Figure data in JSON
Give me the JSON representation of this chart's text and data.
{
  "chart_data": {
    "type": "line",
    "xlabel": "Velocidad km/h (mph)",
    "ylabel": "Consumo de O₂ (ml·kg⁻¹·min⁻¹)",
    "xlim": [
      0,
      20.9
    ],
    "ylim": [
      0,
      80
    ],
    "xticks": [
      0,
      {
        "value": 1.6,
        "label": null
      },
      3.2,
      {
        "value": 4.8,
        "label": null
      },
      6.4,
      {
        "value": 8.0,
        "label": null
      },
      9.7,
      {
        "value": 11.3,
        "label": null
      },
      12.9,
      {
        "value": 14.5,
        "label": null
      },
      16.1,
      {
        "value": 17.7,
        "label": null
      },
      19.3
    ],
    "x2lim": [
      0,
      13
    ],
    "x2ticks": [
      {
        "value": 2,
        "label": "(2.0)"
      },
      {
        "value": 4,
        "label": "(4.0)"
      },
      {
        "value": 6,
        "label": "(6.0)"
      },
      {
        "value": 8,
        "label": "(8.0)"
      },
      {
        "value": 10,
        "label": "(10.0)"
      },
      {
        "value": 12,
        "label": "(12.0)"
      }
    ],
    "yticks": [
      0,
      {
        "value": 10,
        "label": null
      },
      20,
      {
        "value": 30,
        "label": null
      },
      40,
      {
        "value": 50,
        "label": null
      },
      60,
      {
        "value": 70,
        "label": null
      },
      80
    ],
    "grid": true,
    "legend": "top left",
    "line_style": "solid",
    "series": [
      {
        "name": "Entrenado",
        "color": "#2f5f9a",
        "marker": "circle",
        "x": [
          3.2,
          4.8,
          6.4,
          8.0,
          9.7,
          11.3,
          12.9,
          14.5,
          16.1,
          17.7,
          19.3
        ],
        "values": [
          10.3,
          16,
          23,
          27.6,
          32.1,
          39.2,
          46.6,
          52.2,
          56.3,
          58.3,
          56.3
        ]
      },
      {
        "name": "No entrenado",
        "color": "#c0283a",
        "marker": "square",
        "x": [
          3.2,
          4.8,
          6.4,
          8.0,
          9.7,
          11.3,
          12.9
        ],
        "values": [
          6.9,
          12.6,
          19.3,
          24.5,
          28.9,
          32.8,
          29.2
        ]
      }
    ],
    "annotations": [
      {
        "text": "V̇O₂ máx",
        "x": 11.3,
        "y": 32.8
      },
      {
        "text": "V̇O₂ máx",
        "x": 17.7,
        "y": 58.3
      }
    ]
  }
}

### Task description
Retype each record exactly, leaving nothing out.

### Full solution
Give me the JSON representation of this chart's text and data.
{
  "chart_data": {
    "type": "line",
    "xlabel": "Velocidad km/h (mph)",
    "ylabel": "Consumo de O₂ (ml·kg⁻¹·min⁻¹)",
    "xlim": [
      0,
      20.9
    ],
    "ylim": [
      0,
      80
    ],
    "xticks": [
      0,
      {
        "value": 1.6,
        "label": null
      },
      3.2,
      {
        "value": 4.8,
        "label": null
      },
      6.4,
      {
        "value": 8.0,
        "label": null
      },
      9.7,
      {
        "value": 11.3,
        "label": null
      },
      12.9,
      {
        "value": 14.5,
        "label": null
      },
      16.1,
      {
        "value": 17.7,
        "label": null
      },
      19.3
    ],
    "x2lim": [
      0,
      13
    ],
    "x2ticks": [
      {
        "value": 2,
        "label": "(2.0)"
      },
      {
        "value": 4,
        "label": "(4.0)"
      },
      {
        "value": 6,
        "label": "(6.0)"
      },
      {
        "value": 8,
        "label": "(8.0)"
      },
      {
        "value": 10,
        "label": "(10.0)"
      },
      {
        "value": 12,
        "label": "(12.0)"
      }
    ],
    "yticks": [
      0,
      {
        "value": 10,
        "label": null
      },
      20,
      {
        "value": 30,
        "label": null
      },
      40,
      {
        "value": 50,
        "label": null
      },
      60,
      {
        "value": 70,
        "label": null
      },
      80
    ],
    "grid": true,
    "legend": "top left",
    "line_style": "solid",
    "series": [
      {
        "name": "Entrenado",
        "color": "#2f5f9a",
        "marker": "circle",
        "x": [
          3.2,
          4.8,
          6.4,
          8.0,
          9.7,
          11.3,
          12.9,
          14.5,
          16.1,
          17.7,
          19.3
        ],
        "values": [
          10.3,
          16,
          23,
          27.6,
          32.1,
          39.2,
          46.6,
          52.2,
          56.3,
          58.3,
          56.3
        ]
      },
      {
        "name": "No entrenado",
        "color": "#c0283a",
        "marker": "square",
        "x": [
          3.2,
          4.8,
          6.4,
          8.0,
          9.7,
          11.3,
          12.9
        ],
        "values": [
          6.9,
          12.6,
          19.3,
          24.5,
          28.9,
          32.8,
          29.2
        ]
      }
    ],
    "annotations": [
      {
        "text": "V̇O₂ máx",
        "x": 11.3,
        "y": 32.8
      },
      {
        "text": "V̇O₂ máx",
        "x": 17.7,
        "y": 58.3
      }
    ]
  }
}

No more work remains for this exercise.